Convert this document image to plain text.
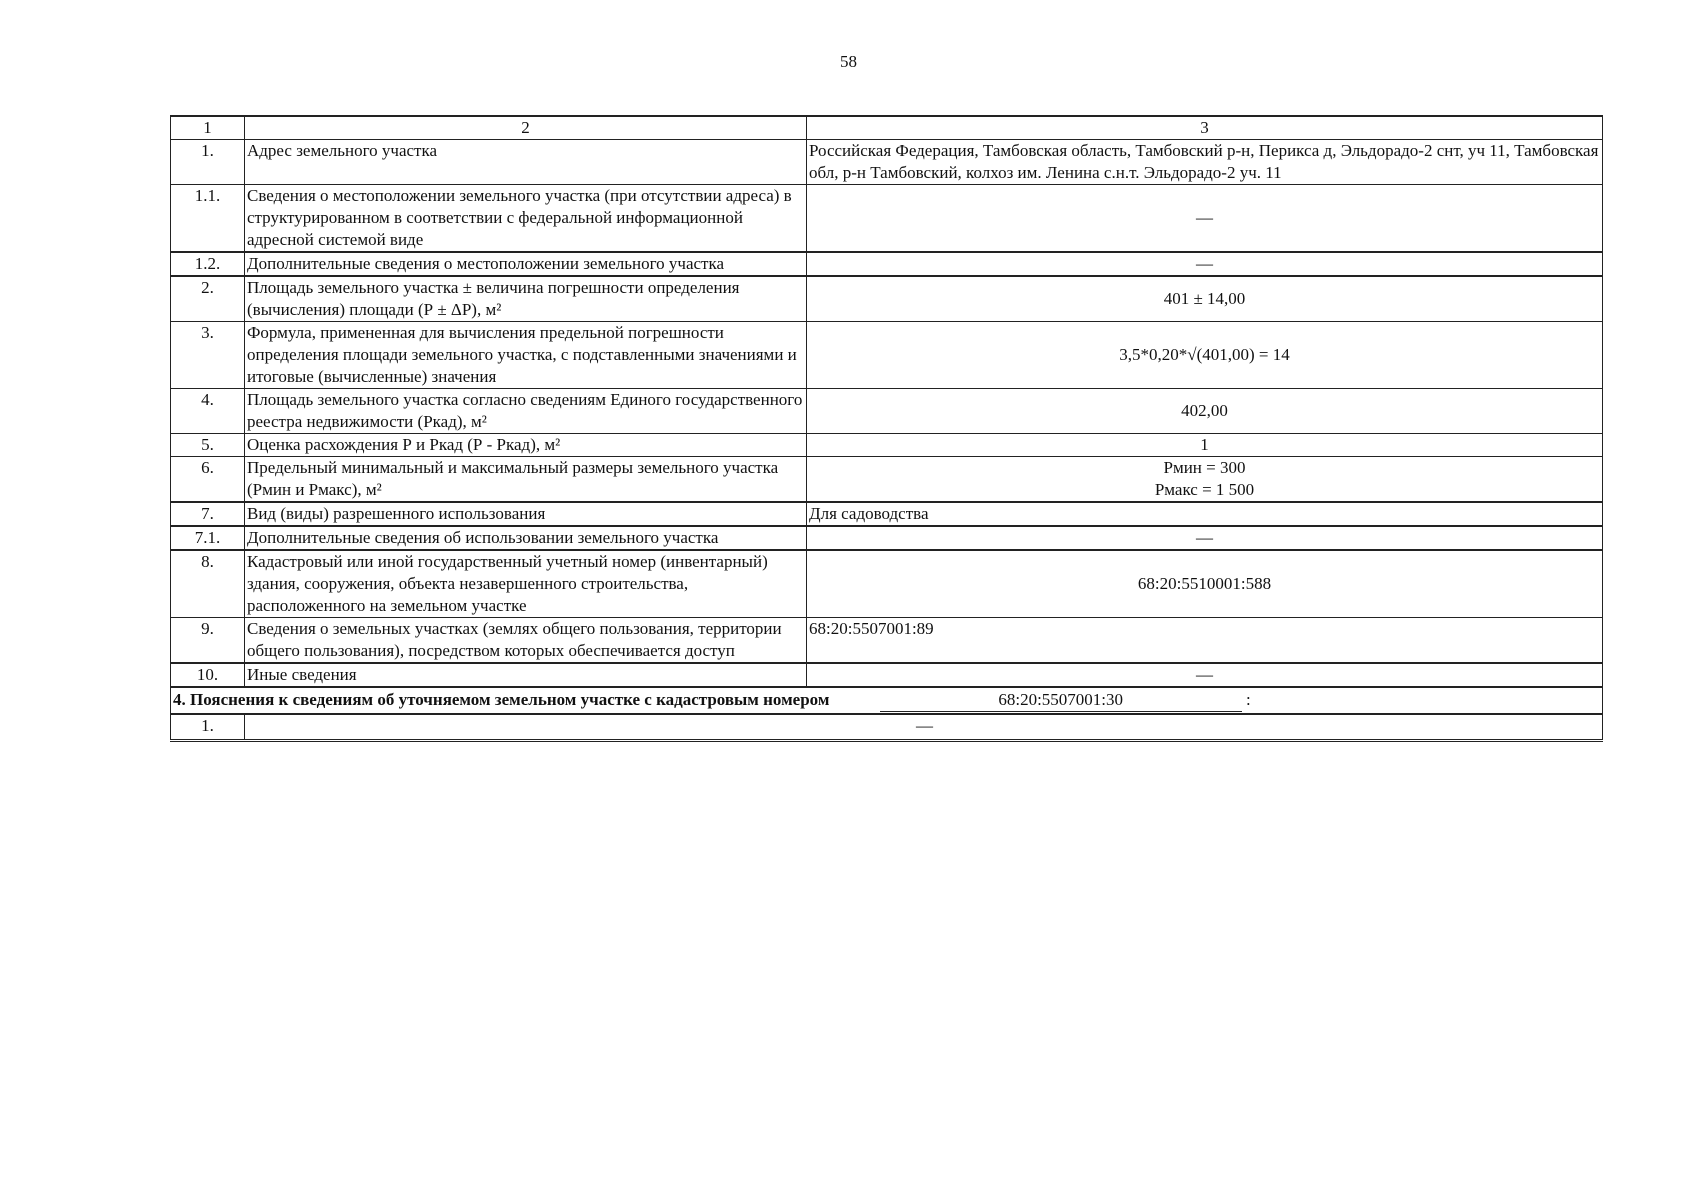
58
1	2	3
1.	Адрес земельного участка	Российская Федерация, Тамбовская область, Тамбовский р-н, Перикса д, Эльдорадо-2 снт, уч 11, Тамбовская обл, р-н Тамбовский, колхоз им. Ленина с.н.т. Эльдорадо-2 уч. 11
1.1.	Сведения о местоположении земельного участка (при отсутствии адреса) в структурированном в соответствии с федеральной информационной адресной системой виде	—
1.2.	Дополнительные сведения о местоположении земельного участка	—
2.	Площадь земельного участка ± величина погрешности определения (вычисления) площади (Р ± ΔР), м²	401 ± 14,00
3.	Формула, примененная для вычисления предельной погрешности определения площади земельного участка, с подставленными значениями и итоговые (вычисленные) значения	3,5*0,20*√(401,00) = 14
4.	Площадь земельного участка согласно сведениям Единого государственного реестра недвижимости (Ркад), м²	402,00
5.	Оценка расхождения Р и Ркад (Р - Ркад), м²	1
6.	Предельный минимальный и максимальный размеры земельного участка (Рмин и Рмакс), м²	Рмин = 300
Рмакс = 1 500

7.	Вид (виды) разрешенного использования	Для садоводства
7.1.	Дополнительные сведения об использовании земельного участка	—
8.	Кадастровый или иной государственный учетный номер (инвентарный) здания, сооружения, объекта незавершенного строительства, расположенного на земельном участке	68:20:5510001:588
9.	Сведения о земельных участках (землях общего пользования, территории общего пользования), посредством которых обеспечивается доступ	68:20:5507001:89
10.	Иные сведения	—
4. Пояснения к сведениям об уточняемом земельном участке с кадастровым номером 68:20:5507001:30 :		
1.	—	
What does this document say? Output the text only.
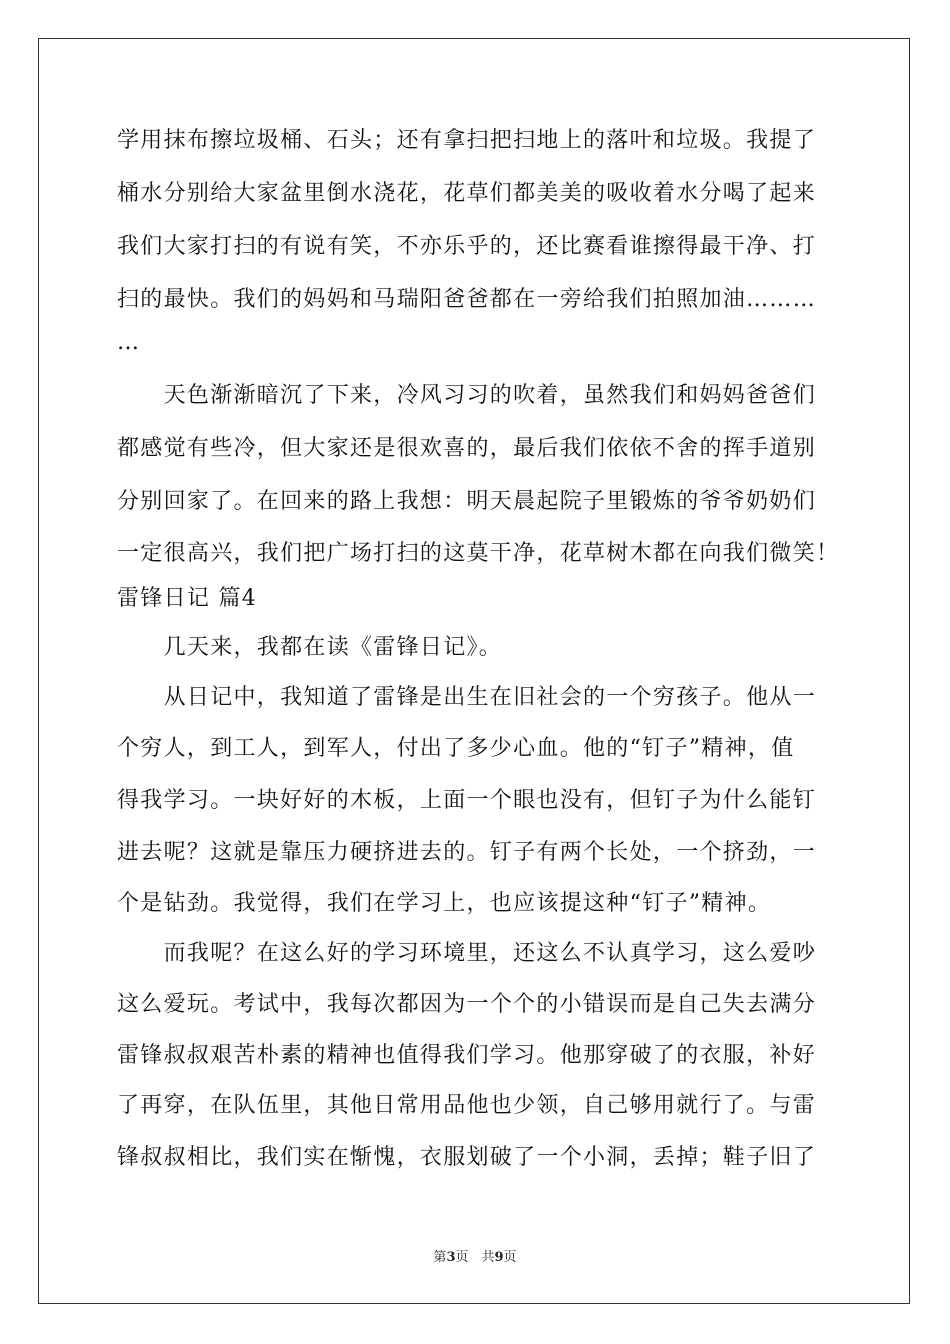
学用抹布擦垃圾桶、石头；还有拿扫把扫地上的落叶和垃圾。我提了
桶水分别给大家盆里倒水浇花，花草们都美美的吸收着水分喝了起来
我们大家打扫的有说有笑，不亦乐乎的，还比赛看谁擦得最干净、打
扫的最快。我们的妈妈和马瑞阳爸爸都在一旁给我们拍照加油………
…
　　天色渐渐暗沉了下来，冷风习习的吹着，虽然我们和妈妈爸爸们
都感觉有些冷，但大家还是很欢喜的，最后我们依依不舍的挥手道别
分别回家了。在回来的路上我想：明天晨起院子里锻炼的爷爷奶奶们
一定很高兴，我们把广场打扫的这莫干净，花草树木都在向我们微笑！
雷锋日记 篇4
　　几天来，我都在读《雷锋日记》。
　　从日记中，我知道了雷锋是出生在旧社会的一个穷孩子。他从一
个穷人，到工人，到军人，付出了多少心血。他的“钉子”精神，值
得我学习。一块好好的木板，上面一个眼也没有，但钉子为什么能钉
进去呢？这就是靠压力硬挤进去的。钉子有两个长处，一个挤劲，一
个是钻劲。我觉得，我们在学习上，也应该提这种“钉子”精神。
　　而我呢？在这么好的学习环境里，还这么不认真学习，这么爱吵
这么爱玩。考试中，我每次都因为一个个的小错误而是自己失去满分
雷锋叔叔艰苦朴素的精神也值得我们学习。他那穿破了的衣服，补好
了再穿，在队伍里，其他日常用品他也少领，自己够用就行了。与雷
锋叔叔相比，我们实在惭愧，衣服划破了一个小洞，丢掉；鞋子旧了
第3页　共9页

TASK TO COMPLETE -
Only the lines from the one containing "What does this" through the last line of the entries above belong in the copy; reproduce them exactly and drop every picture.

ANSWER IN FULL -
What does this document say? Output the text only.
学用抹布擦垃圾桶、石头；还有拿扫把扫地上的落叶和垃圾。我提了
桶水分别给大家盆里倒水浇花，花草们都美美的吸收着水分喝了起来
我们大家打扫的有说有笑，不亦乐乎的，还比赛看谁擦得最干净、打
扫的最快。我们的妈妈和马瑞阳爸爸都在一旁给我们拍照加油………
…
　　天色渐渐暗沉了下来，冷风习习的吹着，虽然我们和妈妈爸爸们
都感觉有些冷，但大家还是很欢喜的，最后我们依依不舍的挥手道别
分别回家了。在回来的路上我想：明天晨起院子里锻炼的爷爷奶奶们
一定很高兴，我们把广场打扫的这莫干净，花草树木都在向我们微笑！
雷锋日记 篇4
　　几天来，我都在读《雷锋日记》。
　　从日记中，我知道了雷锋是出生在旧社会的一个穷孩子。他从一
个穷人，到工人，到军人，付出了多少心血。他的“钉子”精神，值
得我学习。一块好好的木板，上面一个眼也没有，但钉子为什么能钉
进去呢？这就是靠压力硬挤进去的。钉子有两个长处，一个挤劲，一
个是钻劲。我觉得，我们在学习上，也应该提这种“钉子”精神。
　　而我呢？在这么好的学习环境里，还这么不认真学习，这么爱吵
这么爱玩。考试中，我每次都因为一个个的小错误而是自己失去满分
雷锋叔叔艰苦朴素的精神也值得我们学习。他那穿破了的衣服，补好
了再穿，在队伍里，其他日常用品他也少领，自己够用就行了。与雷
锋叔叔相比，我们实在惭愧，衣服划破了一个小洞，丢掉；鞋子旧了
第3页　共9页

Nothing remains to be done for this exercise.